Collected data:
-.-.-

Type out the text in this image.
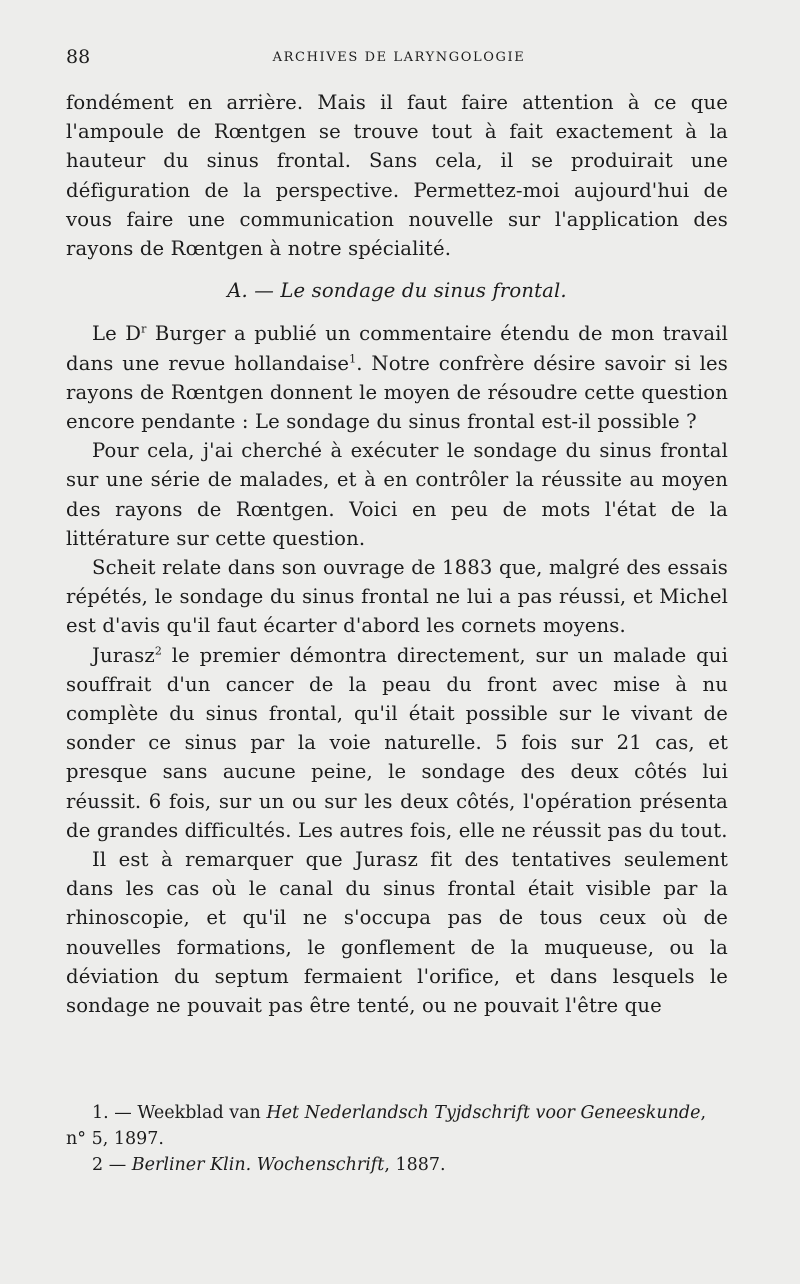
88	ARCHIVES DE LARYNGOLOGIE

fondément en arrière. Mais il faut faire attention à ce que l'ampoule de Rœntgen se trouve tout à fait exactement à la hauteur du sinus frontal. Sans cela, il se produirait une défiguration de la perspective. Permettez-moi aujourd'hui de vous faire une communication nouvelle sur l'application des rayons de Rœntgen à notre spécialité.

A. — Le sondage du sinus frontal.

Le $D^r$ Burger a publié un commentaire étendu de mon travail dans une revue hollandaise$^1$. Notre confrère désire savoir si les rayons de Rœntgen donnent le moyen de résoudre cette question encore pendante : Le sondage du sinus frontal est-il possible ?

Pour cela, j'ai cherché à exécuter le sondage du sinus frontal sur une série de malades, et à en contrôler la réussite au moyen des rayons de Rœntgen. Voici en peu de mots l'état de la littérature sur cette question.

Scheit relate dans son ouvrage de 1883 que, malgré des essais répétés, le sondage du sinus frontal ne lui a pas réussi, et Michel est d'avis qu'il faut écarter d'abord les cornets moyens.

Jurasz$^2$ le premier démontra directement, sur un malade qui souffrait d'un cancer de la peau du front avec mise à nu complète du sinus frontal, qu'il était possible sur le vivant de sonder ce sinus par la voie naturelle. 5 fois sur 21 cas, et presque sans aucune peine, le sondage des deux côtés lui réussit. 6 fois, sur un ou sur les deux côtés, l'opération présenta de grandes difficultés. Les autres fois, elle ne réussit pas du tout.

Il est à remarquer que Jurasz fit des tentatives seulement dans les cas où le canal du sinus frontal était visible par la rhinoscopie, et qu'il ne s'occupa pas de tous ceux où de nouvelles formations, le gonflement de la muqueuse, ou la déviation du septum fermaient l'orifice, et dans lesquels le sondage ne pouvait pas être tenté, ou ne pouvait l'être que

1. — Weekblad van Het Nederlandsch Tyjdschrift voor Geneeskunde, n° 5, 1897.

2 — Berliner Klin. Wochenschrift, 1887.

-.-.-

Scan the entries above. Copy each line that has the string "tout".

** RESULT OF THE EXERCISE **
fondément en arrière. Mais il faut faire attention à ce que l'ampoule de Rœntgen se trouve tout à fait exactement à la hauteur du sinus frontal. Sans cela, il se produirait une défiguration de la perspective. Permettez-moi aujourd'hui de vous faire une communication nouvelle sur l'application des rayons de Rœntgen à notre spécialité.
Jurasz$^2$ le premier démontra directement, sur un malade qui souffrait d'un cancer de la peau du front avec mise à nu complète du sinus frontal, qu'il était possible sur le vivant de sonder ce sinus par la voie naturelle. 5 fois sur 21 cas, et presque sans aucune peine, le sondage des deux côtés lui réussit. 6 fois, sur un ou sur les deux côtés, l'opération présenta de grandes difficultés. Les autres fois, elle ne réussit pas du tout.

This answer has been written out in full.